» Written exercise
Copy out all the entries word for word.

* * * * * * *

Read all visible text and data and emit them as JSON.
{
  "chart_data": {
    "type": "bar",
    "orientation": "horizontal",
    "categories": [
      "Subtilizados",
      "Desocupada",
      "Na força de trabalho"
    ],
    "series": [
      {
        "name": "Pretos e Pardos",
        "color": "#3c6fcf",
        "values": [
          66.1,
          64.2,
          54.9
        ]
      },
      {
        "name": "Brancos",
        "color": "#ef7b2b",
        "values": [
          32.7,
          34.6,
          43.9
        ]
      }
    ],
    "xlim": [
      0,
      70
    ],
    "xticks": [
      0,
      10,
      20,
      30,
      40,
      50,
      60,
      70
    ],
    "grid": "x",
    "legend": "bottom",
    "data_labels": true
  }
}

* * * * * * *

» Correct result
Read all visible text and data and emit them as JSON.
{
  "chart_data": {
    "type": "bar",
    "orientation": "horizontal",
    "categories": [
      "Subtilizados",
      "Desocupada",
      "Na força de trabalho"
    ],
    "series": [
      {
        "name": "Pretos e Pardos",
        "color": "#3c6fcf",
        "values": [
          66.1,
          64.2,
          54.9
        ]
      },
      {
        "name": "Brancos",
        "color": "#ef7b2b",
        "values": [
          32.7,
          34.6,
          43.9
        ]
      }
    ],
    "xlim": [
      0,
      70
    ],
    "xticks": [
      0,
      10,
      20,
      30,
      40,
      50,
      60,
      70
    ],
    "grid": "x",
    "legend": "bottom",
    "data_labels": true
  }
}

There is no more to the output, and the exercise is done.